[Saved entries]
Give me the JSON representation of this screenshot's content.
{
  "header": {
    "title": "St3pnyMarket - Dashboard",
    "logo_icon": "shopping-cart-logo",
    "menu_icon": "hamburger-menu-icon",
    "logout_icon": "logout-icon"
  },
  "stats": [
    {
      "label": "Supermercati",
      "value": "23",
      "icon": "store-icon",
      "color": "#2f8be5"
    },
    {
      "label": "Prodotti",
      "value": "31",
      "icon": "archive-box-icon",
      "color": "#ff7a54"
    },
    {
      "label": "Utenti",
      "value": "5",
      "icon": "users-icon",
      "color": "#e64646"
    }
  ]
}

* [WHAT TO PRODUCE]
Go through the listing and print each line exactly as it appears.

* [REPLY TO THE TASK]
Give me the JSON representation of this screenshot's content.
{
  "header": {
    "title": "St3pnyMarket - Dashboard",
    "logo_icon": "shopping-cart-logo",
    "menu_icon": "hamburger-menu-icon",
    "logout_icon": "logout-icon"
  },
  "stats": [
    {
      "label": "Supermercati",
      "value": "23",
      "icon": "store-icon",
      "color": "#2f8be5"
    },
    {
      "label": "Prodotti",
      "value": "31",
      "icon": "archive-box-icon",
      "color": "#ff7a54"
    },
    {
      "label": "Utenti",
      "value": "5",
      "icon": "users-icon",
      "color": "#e64646"
    }
  ]
}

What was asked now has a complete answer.